TASK STATEMENT:
Print verbatim every line starting at the one that contains "Read out every word on this page." and ending at the final line of the records; include both endpoints.

[Collected data]
╭──
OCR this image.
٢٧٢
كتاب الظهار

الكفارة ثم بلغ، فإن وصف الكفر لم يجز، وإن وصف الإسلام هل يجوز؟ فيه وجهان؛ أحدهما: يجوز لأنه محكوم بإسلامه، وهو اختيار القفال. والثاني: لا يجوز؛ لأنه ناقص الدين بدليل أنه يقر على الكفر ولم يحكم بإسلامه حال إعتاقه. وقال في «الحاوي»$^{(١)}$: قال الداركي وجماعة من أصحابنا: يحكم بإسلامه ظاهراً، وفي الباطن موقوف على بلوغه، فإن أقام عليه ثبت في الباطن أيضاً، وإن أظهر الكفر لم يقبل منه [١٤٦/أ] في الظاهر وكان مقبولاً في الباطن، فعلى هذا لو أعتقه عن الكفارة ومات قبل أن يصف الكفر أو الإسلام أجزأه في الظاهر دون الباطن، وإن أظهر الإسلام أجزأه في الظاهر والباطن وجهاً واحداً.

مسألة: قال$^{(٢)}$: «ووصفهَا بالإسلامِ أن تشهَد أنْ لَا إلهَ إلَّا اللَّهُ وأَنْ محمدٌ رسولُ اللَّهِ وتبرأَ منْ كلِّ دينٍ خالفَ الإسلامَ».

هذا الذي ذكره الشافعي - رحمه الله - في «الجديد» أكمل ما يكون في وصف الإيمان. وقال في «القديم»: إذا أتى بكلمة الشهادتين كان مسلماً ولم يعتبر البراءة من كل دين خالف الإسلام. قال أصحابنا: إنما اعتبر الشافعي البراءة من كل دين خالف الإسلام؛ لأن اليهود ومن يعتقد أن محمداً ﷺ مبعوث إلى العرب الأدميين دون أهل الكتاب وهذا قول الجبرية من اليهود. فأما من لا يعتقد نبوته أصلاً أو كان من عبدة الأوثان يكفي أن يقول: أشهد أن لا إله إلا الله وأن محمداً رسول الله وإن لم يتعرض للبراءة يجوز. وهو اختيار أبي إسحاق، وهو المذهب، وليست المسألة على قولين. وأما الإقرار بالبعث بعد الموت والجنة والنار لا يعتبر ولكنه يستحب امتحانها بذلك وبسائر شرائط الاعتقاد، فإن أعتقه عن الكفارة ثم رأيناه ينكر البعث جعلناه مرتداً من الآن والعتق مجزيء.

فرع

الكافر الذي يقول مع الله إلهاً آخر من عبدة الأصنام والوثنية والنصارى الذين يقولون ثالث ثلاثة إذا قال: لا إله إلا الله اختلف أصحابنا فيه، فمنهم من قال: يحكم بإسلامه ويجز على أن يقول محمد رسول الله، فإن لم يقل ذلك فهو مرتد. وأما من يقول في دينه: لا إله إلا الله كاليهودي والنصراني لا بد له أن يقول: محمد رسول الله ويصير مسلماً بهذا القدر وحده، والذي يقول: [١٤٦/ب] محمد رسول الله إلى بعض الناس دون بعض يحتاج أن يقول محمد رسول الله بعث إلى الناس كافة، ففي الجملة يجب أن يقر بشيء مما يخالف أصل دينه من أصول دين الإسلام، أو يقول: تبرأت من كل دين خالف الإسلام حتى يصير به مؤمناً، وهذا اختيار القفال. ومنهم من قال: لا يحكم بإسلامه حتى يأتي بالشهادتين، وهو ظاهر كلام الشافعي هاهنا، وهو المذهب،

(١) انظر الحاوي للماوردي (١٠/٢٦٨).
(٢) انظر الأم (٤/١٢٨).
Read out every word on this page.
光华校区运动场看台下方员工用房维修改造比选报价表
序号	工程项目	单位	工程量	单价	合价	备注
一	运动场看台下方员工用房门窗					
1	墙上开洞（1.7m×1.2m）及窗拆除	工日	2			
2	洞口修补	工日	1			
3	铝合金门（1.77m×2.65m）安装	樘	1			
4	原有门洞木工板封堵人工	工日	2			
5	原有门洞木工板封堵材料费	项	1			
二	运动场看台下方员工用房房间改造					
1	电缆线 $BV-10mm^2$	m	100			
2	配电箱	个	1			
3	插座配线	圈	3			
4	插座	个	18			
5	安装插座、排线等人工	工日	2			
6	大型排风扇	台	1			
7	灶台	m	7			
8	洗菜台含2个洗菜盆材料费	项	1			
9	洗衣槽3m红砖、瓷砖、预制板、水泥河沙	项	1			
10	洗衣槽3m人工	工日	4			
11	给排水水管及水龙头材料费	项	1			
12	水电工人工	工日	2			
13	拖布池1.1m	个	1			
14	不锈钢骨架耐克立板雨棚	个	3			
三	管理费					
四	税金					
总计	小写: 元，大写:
╰──
THE ANSWER:
Read out every word on this page.
光华校区运动场看台下方员工用房维修改造比选报价表
序号	工程项目	单位	工程量	单价	合价	备注
一	运动场看台下方员工用房门窗					
1	墙上开洞（1.7m×1.2m）及窗拆除	工日	2			
2	洞口修补	工日	1			
3	铝合金门（1.77m×2.65m）安装	樘	1			
4	原有门洞木工板封堵人工	工日	2			
5	原有门洞木工板封堵材料费	项	1			
二	运动场看台下方员工用房房间改造					
1	电缆线 $BV-10mm^2$	m	100			
2	配电箱	个	1			
3	插座配线	圈	3			
4	插座	个	18			
5	安装插座、排线等人工	工日	2			
6	大型排风扇	台	1			
7	灶台	m	7			
8	洗菜台含2个洗菜盆材料费	项	1			
9	洗衣槽3m红砖、瓷砖、预制板、水泥河沙	项	1			
10	洗衣槽3m人工	工日	4			
11	给排水水管及水龙头材料费	项	1			
12	水电工人工	工日	2			
13	拖布池1.1m	个	1			
14	不锈钢骨架耐克立板雨棚	个	3			
三	管理费					
四	税金					
总计	小写: 元，大写:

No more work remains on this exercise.